• **GIVEN REQUEST**
Print the records below word for word and line by line, omitting the pictures.

— begin DATASET EXCERPTS —

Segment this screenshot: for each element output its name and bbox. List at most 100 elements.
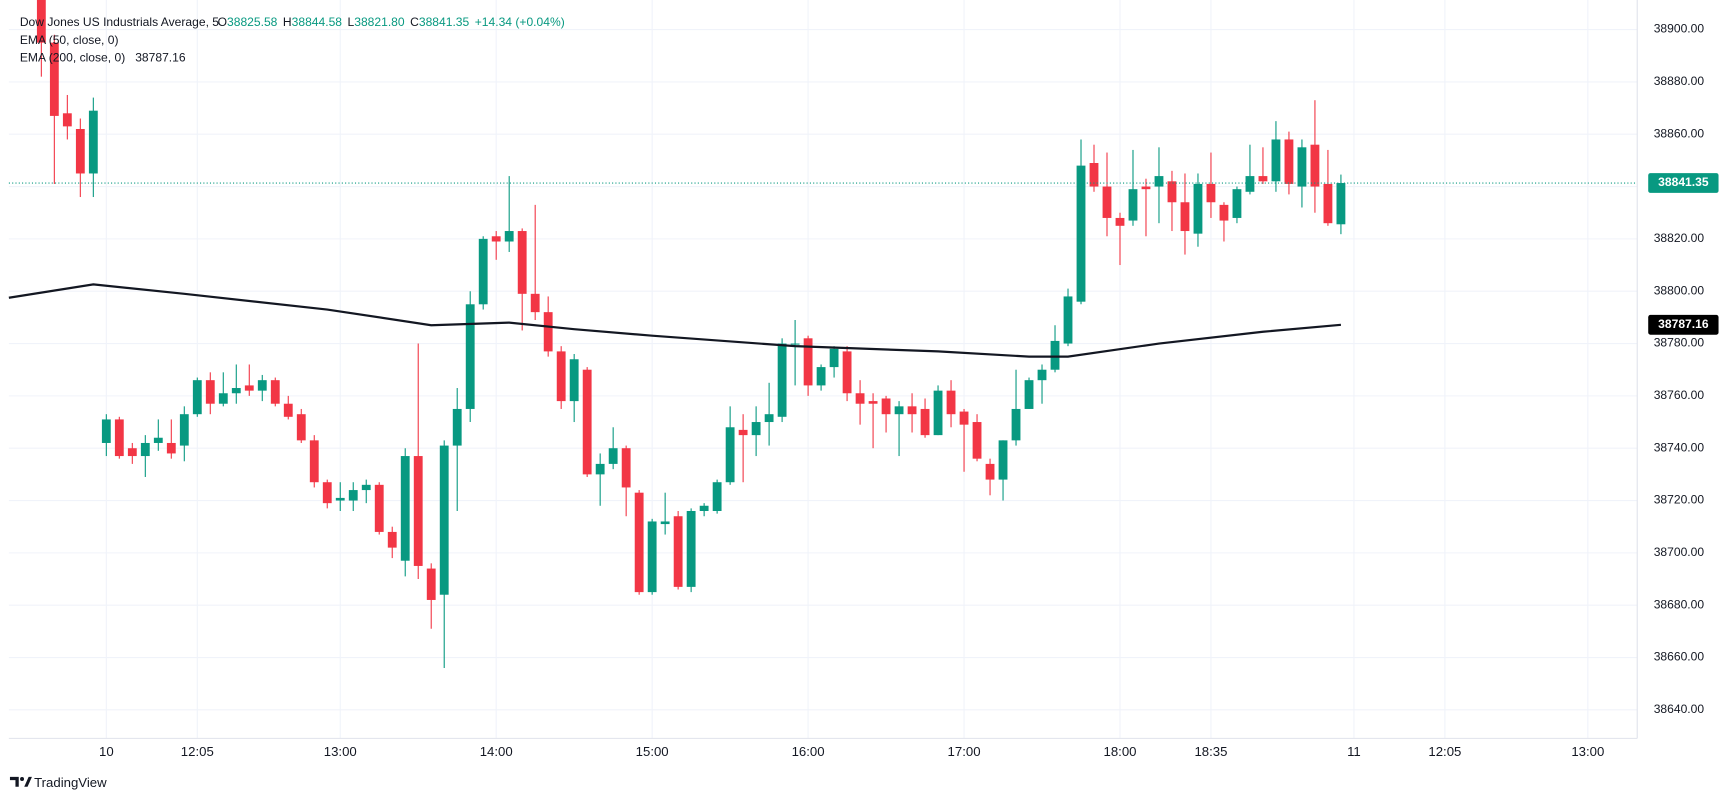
brand-name: TradingView <box>34 775 107 790</box>
y-tick-label: 38680.00 <box>1654 597 1705 611</box>
marks-layer <box>8 0 1638 668</box>
last-price-box <box>1648 173 1719 193</box>
candle-body <box>244 385 254 391</box>
candle-body <box>543 312 553 352</box>
candle-body <box>517 231 527 294</box>
candle-body <box>335 497 345 501</box>
candle-body <box>673 516 683 587</box>
x-tick-label: 11 <box>1347 744 1361 759</box>
candle-body <box>556 351 566 402</box>
ohlc-value: 38825.58 <box>227 15 278 29</box>
candle-body <box>920 408 930 436</box>
candle-body <box>1024 380 1034 409</box>
indicator-label: EMA (200, close, 0) <box>20 50 125 64</box>
candle-body <box>36 0 46 43</box>
candle-body <box>829 348 839 368</box>
candle-body <box>946 390 956 415</box>
ohlc-value: 38844.58 <box>292 15 343 29</box>
candle-body <box>868 401 878 404</box>
candle-body <box>231 388 241 394</box>
candle-body <box>1180 202 1190 232</box>
x-tick-label: 18:35 <box>1194 744 1227 759</box>
candle-body <box>1063 296 1073 344</box>
ema-line <box>8 283 1342 358</box>
candle-body <box>1245 176 1255 192</box>
candle-body <box>309 440 319 483</box>
change: +14.34 (+0.04%) <box>475 15 565 29</box>
candle-body <box>140 442 150 457</box>
candle-body <box>790 343 800 345</box>
candle-body <box>842 351 852 394</box>
axes-layer: 38640.00 38660.00 38680.00 38700.00 38720.00… <box>99 22 1719 759</box>
candle-body <box>400 456 410 561</box>
x-tick-label: 18:00 <box>1104 744 1137 759</box>
candle-body <box>647 521 657 593</box>
y-tick-label: 38640.00 <box>1654 702 1705 716</box>
x-tick-label: 17:00 <box>948 744 981 759</box>
legend: Dow Jones US Industrials Average, 5 EMA … <box>20 15 565 64</box>
candle-body <box>426 568 436 600</box>
candle-body <box>621 448 631 488</box>
candle-body <box>270 380 280 404</box>
grid-layer <box>8 0 1638 739</box>
candle-body <box>712 482 722 511</box>
candle-body <box>1284 139 1294 184</box>
candle-body <box>725 427 735 483</box>
ohlc-key: C <box>410 15 419 29</box>
ohlc-values: O38825.58 H38844.58 L38821.80 C38841.35 +14.… <box>218 15 565 29</box>
x-tick-label: 16:00 <box>792 744 825 759</box>
candle-body <box>153 437 163 443</box>
candle-body <box>1102 186 1112 218</box>
candle-body <box>1271 139 1281 182</box>
candle-body <box>907 406 917 415</box>
candle-body <box>322 482 332 504</box>
y-tick-label: 38660.00 <box>1654 650 1705 664</box>
ohlc-key: H <box>283 15 292 29</box>
candle-body <box>1297 147 1307 187</box>
candle-body <box>1232 189 1242 218</box>
candle-body <box>582 369 592 475</box>
candle-body <box>1219 204 1229 221</box>
ohlc-value: 38821.80 <box>354 15 405 29</box>
candle-body <box>894 406 904 415</box>
y-tick-label: 38820.00 <box>1654 231 1705 245</box>
candle-body <box>1115 217 1125 226</box>
candle-body <box>49 42 59 116</box>
indicator-value: 38787.16 <box>135 50 186 64</box>
candle-body <box>192 380 202 415</box>
candle-body <box>413 456 423 566</box>
candle-body <box>88 110 98 174</box>
candle-body <box>569 359 579 402</box>
x-tick-label: 13:00 <box>1571 744 1604 759</box>
y-tick-label: 38780.00 <box>1654 336 1705 350</box>
candle-body <box>179 414 189 446</box>
candle-body <box>1206 183 1216 203</box>
candle-body <box>75 128 85 174</box>
ohlc-key: L <box>348 15 355 29</box>
candle-body <box>296 414 306 441</box>
candle-body <box>1323 183 1333 224</box>
candle-body <box>972 422 982 459</box>
candle-body <box>283 403 293 417</box>
y-tick-label: 38760.00 <box>1654 388 1705 402</box>
candle-body <box>1154 176 1164 187</box>
candle-body <box>127 448 137 457</box>
ema-price-box <box>1648 314 1719 335</box>
candle-body <box>1076 165 1086 302</box>
candle-body <box>504 231 514 242</box>
candle-body <box>361 484 371 491</box>
candle-body <box>166 442 176 454</box>
last-price-label: 38841.35 <box>1658 175 1709 189</box>
y-tick-label: 38800.00 <box>1654 283 1705 297</box>
candle-body <box>855 393 865 404</box>
y-tick-label: 38720.00 <box>1654 493 1705 507</box>
candle-body <box>803 338 813 386</box>
candle-body <box>1141 186 1151 190</box>
y-tick-label: 38880.00 <box>1654 74 1705 88</box>
logo-icon <box>9 776 19 787</box>
candle-body <box>478 238 488 305</box>
candle-body <box>1310 144 1320 187</box>
indicator-label: EMA (50, close, 0) <box>20 33 119 47</box>
logo-icon <box>20 777 25 782</box>
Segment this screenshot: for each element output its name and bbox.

— end DATASET EXCERPTS —

• **EXERCISE RESPONSE**
Segment this screenshot: for each element output its name and bbox. List at most 100 elements.
brand-name: TradingView <box>34 775 107 790</box>
y-tick-label: 38680.00 <box>1654 597 1705 611</box>
marks-layer <box>8 0 1638 668</box>
last-price-box <box>1648 173 1719 193</box>
candle-body <box>244 385 254 391</box>
candle-body <box>543 312 553 352</box>
candle-body <box>517 231 527 294</box>
candle-body <box>335 497 345 501</box>
candle-body <box>673 516 683 587</box>
x-tick-label: 11 <box>1347 744 1361 759</box>
candle-body <box>556 351 566 402</box>
ohlc-value: 38825.58 <box>227 15 278 29</box>
candle-body <box>920 408 930 436</box>
candle-body <box>1024 380 1034 409</box>
indicator-label: EMA (200, close, 0) <box>20 50 125 64</box>
candle-body <box>36 0 46 43</box>
candle-body <box>829 348 839 368</box>
candle-body <box>946 390 956 415</box>
ohlc-value: 38844.58 <box>292 15 343 29</box>
candle-body <box>868 401 878 404</box>
candle-body <box>231 388 241 394</box>
candle-body <box>1180 202 1190 232</box>
x-tick-label: 18:35 <box>1194 744 1227 759</box>
candle-body <box>1063 296 1073 344</box>
ema-line <box>8 283 1342 358</box>
candle-body <box>1245 176 1255 192</box>
candle-body <box>309 440 319 483</box>
change: +14.34 (+0.04%) <box>475 15 565 29</box>
candle-body <box>140 442 150 457</box>
candle-body <box>790 343 800 345</box>
candle-body <box>842 351 852 394</box>
axes-layer: 38640.00 38660.00 38680.00 38700.00 38720.00… <box>99 22 1719 759</box>
candle-body <box>400 456 410 561</box>
x-tick-label: 18:00 <box>1104 744 1137 759</box>
candle-body <box>647 521 657 593</box>
y-tick-label: 38640.00 <box>1654 702 1705 716</box>
x-tick-label: 17:00 <box>948 744 981 759</box>
legend: Dow Jones US Industrials Average, 5 EMA … <box>20 15 565 64</box>
candle-body <box>426 568 436 600</box>
candle-body <box>621 448 631 488</box>
candle-body <box>270 380 280 404</box>
grid-layer <box>8 0 1638 739</box>
candle-body <box>712 482 722 511</box>
candle-body <box>1284 139 1294 184</box>
candle-body <box>725 427 735 483</box>
ohlc-key: C <box>410 15 419 29</box>
ohlc-values: O38825.58 H38844.58 L38821.80 C38841.35 +14.… <box>218 15 565 29</box>
x-tick-label: 16:00 <box>792 744 825 759</box>
candle-body <box>153 437 163 443</box>
candle-body <box>1102 186 1112 218</box>
candle-body <box>1271 139 1281 182</box>
candle-body <box>907 406 917 415</box>
candle-body <box>322 482 332 504</box>
y-tick-label: 38660.00 <box>1654 650 1705 664</box>
ohlc-key: H <box>283 15 292 29</box>
candle-body <box>1297 147 1307 187</box>
candle-body <box>1232 189 1242 218</box>
candle-body <box>582 369 592 475</box>
candle-body <box>1219 204 1229 221</box>
ohlc-value: 38821.80 <box>354 15 405 29</box>
candle-body <box>894 406 904 415</box>
y-tick-label: 38820.00 <box>1654 231 1705 245</box>
candle-body <box>1115 217 1125 226</box>
candle-body <box>49 42 59 116</box>
indicator-value: 38787.16 <box>135 50 186 64</box>
candle-body <box>192 380 202 415</box>
candle-body <box>413 456 423 566</box>
candle-body <box>88 110 98 174</box>
candle-body <box>569 359 579 402</box>
x-tick-label: 13:00 <box>1571 744 1604 759</box>
y-tick-label: 38780.00 <box>1654 336 1705 350</box>
candle-body <box>179 414 189 446</box>
candle-body <box>1206 183 1216 203</box>
candle-body <box>75 128 85 174</box>
ohlc-key: L <box>348 15 355 29</box>
candle-body <box>296 414 306 441</box>
candle-body <box>1323 183 1333 224</box>
candle-body <box>972 422 982 459</box>
candle-body <box>283 403 293 417</box>
y-tick-label: 38760.00 <box>1654 388 1705 402</box>
candle-body <box>1154 176 1164 187</box>
candle-body <box>127 448 137 457</box>
ema-price-box <box>1648 314 1719 335</box>
candle-body <box>1076 165 1086 302</box>
candle-body <box>504 231 514 242</box>
candle-body <box>361 484 371 491</box>
candle-body <box>166 442 176 454</box>
last-price-label: 38841.35 <box>1658 175 1709 189</box>
y-tick-label: 38800.00 <box>1654 283 1705 297</box>
candle-body <box>855 393 865 404</box>
y-tick-label: 38720.00 <box>1654 493 1705 507</box>
candle-body <box>803 338 813 386</box>
candle-body <box>1141 186 1151 190</box>
y-tick-label: 38880.00 <box>1654 74 1705 88</box>
logo-icon <box>9 776 19 787</box>
candle-body <box>478 238 488 305</box>
candle-body <box>1310 144 1320 187</box>
indicator-label: EMA (50, close, 0) <box>20 33 119 47</box>
logo-icon <box>20 777 25 782</box>
Segment this screenshot: for each element output its name and bbox.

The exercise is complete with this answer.